▸ Passage provided
▼▼▼
Pollinators – bees, bats, butterflies and more – may be small in size, but they have a huge impact on our lives. Scientists estimate one out of every three bites of food we eat exist because of them. Without pollinators, our diets would be limited. Companies, however, can play a role in protecting them.

The Corporate Pollinator Ecosystem Project – an initiative of the U.S. Business Council for Sustainable Development and Pollinator Partnership – is helping identify threats to pollinators and quantifying their habitats.

The project is timely as 40 percent of invertebrate pollinator species face extinction, with bees and butterflies especially in danger. In fact, seven bees species were recently listed for protection under the Endangered Species Act.

The initiative identified 3,400 acres currently used as pollinator habitats on the 20 surveyed companies’ 74 properties. Forty-one percent of the companies include pollinator protection in their sustainability goals. These companies are actively managing pollinator habitats at 61 percent of their sites.

The national Pollinator Health Taskforce will integrate this data into its work, using it to encourage more companies to develop pollinator habitat goals.

General Motors’ Sue Kelsey, global biodiversity program manager, co-led the research project. Below are the simple ways she says companies can help protect pollinators:

  • Plant flowers, and make sure there’s a mixture of different kinds. Honeybees are on a matrix diet, which means they need variety in their food to thrive.
  • Plant on marginalized lands without chemical fertilizers—think about the lanes, roadsides, and unused fields on the property.
  • Focus on native plant species. Bugs, caterpillars and butterflies are naturally drawn to what’s local to their habitat.
  • Don’t confuse butterfly bush, which is an invasive species, with butterfly weed. The latter is also known as milkweed, which will help foster monarch butterfly growth.

GM is working on its own biodiversity commitment by developing Wildlife Habitat Council-certified programs at all of its manufacturing sites by 2020. The company’s Guangde Proving Ground in China features a 27,000-square-foot pollinator garden and wetland. GM’s Saginaw Metal Casting Operations hosts a garden that received the 2013 Pollinator Advocate Award from the Wildlife Habitat Council and the North American Pollinator Protection Campaign. Last year, the company added beehives to its rooftop garden project at its Detroit headquarters.

“Businesses are actively pursuing habitat improvements for pollinators, and we’re trying to challenge additional companies to become part of the process,” said Kelsey. “As more people and organizations add pollinator habitats, we can create a large quilt of connected patches of habitats for pollinators to thrive.”
▲▲▲
▸ Stated goal A
In the article on pollinators, how many acres of pollinator habitat did the initiative identify on the surveyed companies' properties?
▸ Stated goal B
Recast the paragraph of the article on pollinators that begins "GM is working on its own biodiversity commitment" as a bulleted list that keeps its main facts.

▸ Dataset section
▼▼▼
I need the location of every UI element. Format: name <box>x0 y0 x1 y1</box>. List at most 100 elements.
▲▲▲
▸ Correct answer A
3,400 acres

▸ Correct answer B
- GM plans to develop Wildlife Habitat Council-certified programs at all of its manufacturing sites by 2020.
- The Guangde Proving Ground in China has a 27,000-square-foot pollinator garden and wetland.
- The garden at Saginaw Metal Casting Operations received the 2013 Pollinator Advocate Award from the Wildlife Habitat Council and the North American Pollinator Protection Campaign.
- Last year, GM added beehives to the rooftop garden project at its Detroit headquarters.